▸ AIM: Print the whole listing exactly.

.....

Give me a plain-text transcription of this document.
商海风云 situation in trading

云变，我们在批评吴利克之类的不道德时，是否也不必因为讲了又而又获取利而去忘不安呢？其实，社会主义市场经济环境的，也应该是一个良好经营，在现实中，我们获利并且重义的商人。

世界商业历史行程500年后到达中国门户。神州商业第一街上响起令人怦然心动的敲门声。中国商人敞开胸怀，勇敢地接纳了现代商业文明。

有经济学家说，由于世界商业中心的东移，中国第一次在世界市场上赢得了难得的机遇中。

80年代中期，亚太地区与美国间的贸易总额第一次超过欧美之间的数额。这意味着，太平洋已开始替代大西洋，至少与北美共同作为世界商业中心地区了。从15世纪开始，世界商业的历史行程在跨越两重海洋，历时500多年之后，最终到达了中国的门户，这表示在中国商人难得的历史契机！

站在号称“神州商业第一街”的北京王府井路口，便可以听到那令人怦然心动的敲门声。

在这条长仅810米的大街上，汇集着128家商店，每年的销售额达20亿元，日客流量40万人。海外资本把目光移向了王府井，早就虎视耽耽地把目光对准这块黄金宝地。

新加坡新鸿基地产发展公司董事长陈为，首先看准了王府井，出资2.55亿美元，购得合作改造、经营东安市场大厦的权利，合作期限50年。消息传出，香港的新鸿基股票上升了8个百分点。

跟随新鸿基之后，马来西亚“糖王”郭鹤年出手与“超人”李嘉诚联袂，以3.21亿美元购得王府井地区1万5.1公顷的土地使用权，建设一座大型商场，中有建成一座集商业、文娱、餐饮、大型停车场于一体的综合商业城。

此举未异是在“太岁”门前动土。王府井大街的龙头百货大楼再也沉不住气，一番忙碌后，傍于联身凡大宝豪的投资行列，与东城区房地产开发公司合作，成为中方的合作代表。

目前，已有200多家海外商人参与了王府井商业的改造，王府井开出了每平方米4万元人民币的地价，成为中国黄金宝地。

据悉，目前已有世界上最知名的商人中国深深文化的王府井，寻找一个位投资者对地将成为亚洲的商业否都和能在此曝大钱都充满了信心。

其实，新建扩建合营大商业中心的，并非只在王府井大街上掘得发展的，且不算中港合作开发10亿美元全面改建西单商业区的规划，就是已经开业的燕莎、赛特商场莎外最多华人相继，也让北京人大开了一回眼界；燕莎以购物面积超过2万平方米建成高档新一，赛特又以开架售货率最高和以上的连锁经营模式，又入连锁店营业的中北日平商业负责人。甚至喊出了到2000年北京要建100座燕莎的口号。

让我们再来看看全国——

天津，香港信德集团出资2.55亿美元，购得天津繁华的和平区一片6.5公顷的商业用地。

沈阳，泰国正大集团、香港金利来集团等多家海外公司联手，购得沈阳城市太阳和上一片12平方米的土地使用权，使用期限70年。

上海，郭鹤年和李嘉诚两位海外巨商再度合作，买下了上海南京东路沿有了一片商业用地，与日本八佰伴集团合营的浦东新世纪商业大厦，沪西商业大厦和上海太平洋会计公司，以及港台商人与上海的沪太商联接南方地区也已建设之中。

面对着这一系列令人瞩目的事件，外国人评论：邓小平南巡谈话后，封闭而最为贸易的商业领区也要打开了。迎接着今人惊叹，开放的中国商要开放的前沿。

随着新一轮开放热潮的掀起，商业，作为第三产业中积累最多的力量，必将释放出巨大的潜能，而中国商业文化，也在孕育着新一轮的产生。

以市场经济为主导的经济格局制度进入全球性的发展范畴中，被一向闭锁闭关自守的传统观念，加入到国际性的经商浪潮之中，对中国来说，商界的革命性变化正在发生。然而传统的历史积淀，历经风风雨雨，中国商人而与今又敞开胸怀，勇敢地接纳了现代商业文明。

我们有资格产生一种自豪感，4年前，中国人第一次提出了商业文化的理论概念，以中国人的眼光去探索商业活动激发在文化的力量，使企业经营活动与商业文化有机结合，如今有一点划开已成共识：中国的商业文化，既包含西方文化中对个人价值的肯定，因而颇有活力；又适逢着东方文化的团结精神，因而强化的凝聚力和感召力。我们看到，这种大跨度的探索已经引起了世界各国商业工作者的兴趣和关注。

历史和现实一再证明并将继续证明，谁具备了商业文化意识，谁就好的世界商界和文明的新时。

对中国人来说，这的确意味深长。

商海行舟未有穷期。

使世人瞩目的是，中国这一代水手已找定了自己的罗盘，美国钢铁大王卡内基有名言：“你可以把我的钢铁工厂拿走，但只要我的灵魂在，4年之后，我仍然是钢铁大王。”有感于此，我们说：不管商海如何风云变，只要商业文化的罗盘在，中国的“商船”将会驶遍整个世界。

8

.....

▸ RIGHT ANSWER:
Give me a plain-text transcription of this document.
商海风云 situation in trading

云变，我们在批评吴利克之类的不道德时，是否也不必因为讲了又而又获取利而去忘不安呢？其实，社会主义市场经济环境的，也应该是一个良好经营，在现实中，我们获利并且重义的商人。

世界商业历史行程500年后到达中国门户。神州商业第一街上响起令人怦然心动的敲门声。中国商人敞开胸怀，勇敢地接纳了现代商业文明。

有经济学家说，由于世界商业中心的东移，中国第一次在世界市场上赢得了难得的机遇中。

80年代中期，亚太地区与美国间的贸易总额第一次超过欧美之间的数额。这意味着，太平洋已开始替代大西洋，至少与北美共同作为世界商业中心地区了。从15世纪开始，世界商业的历史行程在跨越两重海洋，历时500多年之后，最终到达了中国的门户，这表示在中国商人难得的历史契机！

站在号称“神州商业第一街”的北京王府井路口，便可以听到那令人怦然心动的敲门声。

在这条长仅810米的大街上，汇集着128家商店，每年的销售额达20亿元，日客流量40万人。海外资本把目光移向了王府井，早就虎视耽耽地把目光对准这块黄金宝地。

新加坡新鸿基地产发展公司董事长陈为，首先看准了王府井，出资2.55亿美元，购得合作改造、经营东安市场大厦的权利，合作期限50年。消息传出，香港的新鸿基股票上升了8个百分点。

跟随新鸿基之后，马来西亚“糖王”郭鹤年出手与“超人”李嘉诚联袂，以3.21亿美元购得王府井地区1万5.1公顷的土地使用权，建设一座大型商场，中有建成一座集商业、文娱、餐饮、大型停车场于一体的综合商业城。

此举未异是在“太岁”门前动土。王府井大街的龙头百货大楼再也沉不住气，一番忙碌后，傍于联身凡大宝豪的投资行列，与东城区房地产开发公司合作，成为中方的合作代表。

目前，已有200多家海外商人参与了王府井商业的改造，王府井开出了每平方米4万元人民币的地价，成为中国黄金宝地。

据悉，目前已有世界上最知名的商人中国深深文化的王府井，寻找一个位投资者对地将成为亚洲的商业否都和能在此曝大钱都充满了信心。

其实，新建扩建合营大商业中心的，并非只在王府井大街上掘得发展的，且不算中港合作开发10亿美元全面改建西单商业区的规划，就是已经开业的燕莎、赛特商场莎外最多华人相继，也让北京人大开了一回眼界；燕莎以购物面积超过2万平方米建成高档新一，赛特又以开架售货率最高和以上的连锁经营模式，又入连锁店营业的中北日平商业负责人。甚至喊出了到2000年北京要建100座燕莎的口号。

让我们再来看看全国——

天津，香港信德集团出资2.55亿美元，购得天津繁华的和平区一片6.5公顷的商业用地。

沈阳，泰国正大集团、香港金利来集团等多家海外公司联手，购得沈阳城市太阳和上一片12平方米的土地使用权，使用期限70年。

上海，郭鹤年和李嘉诚两位海外巨商再度合作，买下了上海南京东路沿有了一片商业用地，与日本八佰伴集团合营的浦东新世纪商业大厦，沪西商业大厦和上海太平洋会计公司，以及港台商人与上海的沪太商联接南方地区也已建设之中。

面对着这一系列令人瞩目的事件，外国人评论：邓小平南巡谈话后，封闭而最为贸易的商业领区也要打开了。迎接着今人惊叹，开放的中国商要开放的前沿。

随着新一轮开放热潮的掀起，商业，作为第三产业中积累最多的力量，必将释放出巨大的潜能，而中国商业文化，也在孕育着新一轮的产生。

以市场经济为主导的经济格局制度进入全球性的发展范畴中，被一向闭锁闭关自守的传统观念，加入到国际性的经商浪潮之中，对中国来说，商界的革命性变化正在发生。然而传统的历史积淀，历经风风雨雨，中国商人而与今又敞开胸怀，勇敢地接纳了现代商业文明。

我们有资格产生一种自豪感，4年前，中国人第一次提出了商业文化的理论概念，以中国人的眼光去探索商业活动激发在文化的力量，使企业经营活动与商业文化有机结合，如今有一点划开已成共识：中国的商业文化，既包含西方文化中对个人价值的肯定，因而颇有活力；又适逢着东方文化的团结精神，因而强化的凝聚力和感召力。我们看到，这种大跨度的探索已经引起了世界各国商业工作者的兴趣和关注。

历史和现实一再证明并将继续证明，谁具备了商业文化意识，谁就好的世界商界和文明的新时。

对中国人来说，这的确意味深长。

商海行舟未有穷期。

使世人瞩目的是，中国这一代水手已找定了自己的罗盘，美国钢铁大王卡内基有名言：“你可以把我的钢铁工厂拿走，但只要我的灵魂在，4年之后，我仍然是钢铁大王。”有感于此，我们说：不管商海如何风云变，只要商业文化的罗盘在，中国的“商船”将会驶遍整个世界。

8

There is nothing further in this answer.